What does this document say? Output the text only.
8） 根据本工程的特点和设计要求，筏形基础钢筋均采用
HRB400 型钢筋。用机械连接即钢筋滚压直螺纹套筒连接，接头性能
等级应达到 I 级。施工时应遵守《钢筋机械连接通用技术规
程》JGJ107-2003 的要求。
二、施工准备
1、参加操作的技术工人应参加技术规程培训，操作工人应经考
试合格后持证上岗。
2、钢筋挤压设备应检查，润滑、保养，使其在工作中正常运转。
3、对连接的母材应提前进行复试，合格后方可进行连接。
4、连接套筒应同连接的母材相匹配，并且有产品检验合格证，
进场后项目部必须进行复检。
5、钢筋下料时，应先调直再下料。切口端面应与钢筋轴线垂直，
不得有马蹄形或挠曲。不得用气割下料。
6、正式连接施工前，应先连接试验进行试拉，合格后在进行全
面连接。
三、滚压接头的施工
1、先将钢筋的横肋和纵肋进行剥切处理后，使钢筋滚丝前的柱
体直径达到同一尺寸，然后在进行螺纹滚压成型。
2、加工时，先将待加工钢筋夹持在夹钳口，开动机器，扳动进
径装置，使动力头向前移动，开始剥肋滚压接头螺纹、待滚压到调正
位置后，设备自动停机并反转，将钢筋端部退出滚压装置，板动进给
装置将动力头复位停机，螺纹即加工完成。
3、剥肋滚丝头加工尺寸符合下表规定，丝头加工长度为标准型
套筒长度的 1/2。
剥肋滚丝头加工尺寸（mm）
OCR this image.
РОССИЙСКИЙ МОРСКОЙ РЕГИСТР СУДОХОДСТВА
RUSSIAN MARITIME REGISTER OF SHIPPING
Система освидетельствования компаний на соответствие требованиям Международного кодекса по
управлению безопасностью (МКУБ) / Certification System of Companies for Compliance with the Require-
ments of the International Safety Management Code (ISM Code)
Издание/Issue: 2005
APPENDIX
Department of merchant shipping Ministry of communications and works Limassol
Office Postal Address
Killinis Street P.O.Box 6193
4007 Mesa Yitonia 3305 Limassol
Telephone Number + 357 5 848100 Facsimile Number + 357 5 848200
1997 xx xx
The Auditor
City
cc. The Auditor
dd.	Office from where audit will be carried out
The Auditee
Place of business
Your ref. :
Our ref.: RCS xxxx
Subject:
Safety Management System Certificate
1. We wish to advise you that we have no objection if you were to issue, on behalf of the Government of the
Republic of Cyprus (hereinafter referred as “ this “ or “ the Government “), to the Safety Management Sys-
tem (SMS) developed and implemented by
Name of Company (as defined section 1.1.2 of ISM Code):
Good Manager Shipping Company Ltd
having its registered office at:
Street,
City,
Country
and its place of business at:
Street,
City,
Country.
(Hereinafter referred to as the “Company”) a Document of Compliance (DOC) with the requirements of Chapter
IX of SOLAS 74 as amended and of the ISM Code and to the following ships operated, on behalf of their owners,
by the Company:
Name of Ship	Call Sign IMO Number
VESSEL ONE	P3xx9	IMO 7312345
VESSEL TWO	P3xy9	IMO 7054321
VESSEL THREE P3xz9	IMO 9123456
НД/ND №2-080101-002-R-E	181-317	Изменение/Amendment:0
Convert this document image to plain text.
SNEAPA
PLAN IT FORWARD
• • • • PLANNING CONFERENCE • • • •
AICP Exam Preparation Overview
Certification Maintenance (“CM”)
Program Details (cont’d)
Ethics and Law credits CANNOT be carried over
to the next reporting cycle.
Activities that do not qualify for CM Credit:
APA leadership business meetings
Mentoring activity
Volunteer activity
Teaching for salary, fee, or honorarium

========================

● WHAT YOU SHOULD DO
Transcribe all of the entries without altering anything.

● PROBLEM SOLUTION
What does this document say? Output the text only.
8） 根据本工程的特点和设计要求，筏形基础钢筋均采用
HRB400 型钢筋。用机械连接即钢筋滚压直螺纹套筒连接，接头性能
等级应达到 I 级。施工时应遵守《钢筋机械连接通用技术规
程》JGJ107-2003 的要求。
二、施工准备
1、参加操作的技术工人应参加技术规程培训，操作工人应经考
试合格后持证上岗。
2、钢筋挤压设备应检查，润滑、保养，使其在工作中正常运转。
3、对连接的母材应提前进行复试，合格后方可进行连接。
4、连接套筒应同连接的母材相匹配，并且有产品检验合格证，
进场后项目部必须进行复检。
5、钢筋下料时，应先调直再下料。切口端面应与钢筋轴线垂直，
不得有马蹄形或挠曲。不得用气割下料。
6、正式连接施工前，应先连接试验进行试拉，合格后在进行全
面连接。
三、滚压接头的施工
1、先将钢筋的横肋和纵肋进行剥切处理后，使钢筋滚丝前的柱
体直径达到同一尺寸，然后在进行螺纹滚压成型。
2、加工时，先将待加工钢筋夹持在夹钳口，开动机器，扳动进
径装置，使动力头向前移动，开始剥肋滚压接头螺纹、待滚压到调正
位置后，设备自动停机并反转，将钢筋端部退出滚压装置，板动进给
装置将动力头复位停机，螺纹即加工完成。
3、剥肋滚丝头加工尺寸符合下表规定，丝头加工长度为标准型
套筒长度的 1/2。
剥肋滚丝头加工尺寸（mm）
OCR this image.
РОССИЙСКИЙ МОРСКОЙ РЕГИСТР СУДОХОДСТВА
RUSSIAN MARITIME REGISTER OF SHIPPING
Система освидетельствования компаний на соответствие требованиям Международного кодекса по
управлению безопасностью (МКУБ) / Certification System of Companies for Compliance with the Require-
ments of the International Safety Management Code (ISM Code)
Издание/Issue: 2005
APPENDIX
Department of merchant shipping Ministry of communications and works Limassol
Office Postal Address
Killinis Street P.O.Box 6193
4007 Mesa Yitonia 3305 Limassol
Telephone Number + 357 5 848100 Facsimile Number + 357 5 848200
1997 xx xx
The Auditor
City
cc. The Auditor
dd.	Office from where audit will be carried out
The Auditee
Place of business
Your ref. :
Our ref.: RCS xxxx
Subject:
Safety Management System Certificate
1. We wish to advise you that we have no objection if you were to issue, on behalf of the Government of the
Republic of Cyprus (hereinafter referred as “ this “ or “ the Government “), to the Safety Management Sys-
tem (SMS) developed and implemented by
Name of Company (as defined section 1.1.2 of ISM Code):
Good Manager Shipping Company Ltd
having its registered office at:
Street,
City,
Country
and its place of business at:
Street,
City,
Country.
(Hereinafter referred to as the “Company”) a Document of Compliance (DOC) with the requirements of Chapter
IX of SOLAS 74 as amended and of the ISM Code and to the following ships operated, on behalf of their owners,
by the Company:
Name of Ship	Call Sign IMO Number
VESSEL ONE	P3xx9	IMO 7312345
VESSEL TWO	P3xy9	IMO 7054321
VESSEL THREE P3xz9	IMO 9123456
НД/ND №2-080101-002-R-E	181-317	Изменение/Amendment:0
Convert this document image to plain text.
SNEAPA
PLAN IT FORWARD
• • • • PLANNING CONFERENCE • • • •
AICP Exam Preparation Overview
Certification Maintenance (“CM”)
Program Details (cont’d)
Ethics and Law credits CANNOT be carried over
to the next reporting cycle.
Activities that do not qualify for CM Credit:
APA leadership business meetings
Mentoring activity
Volunteer activity
Teaching for salary, fee, or honorarium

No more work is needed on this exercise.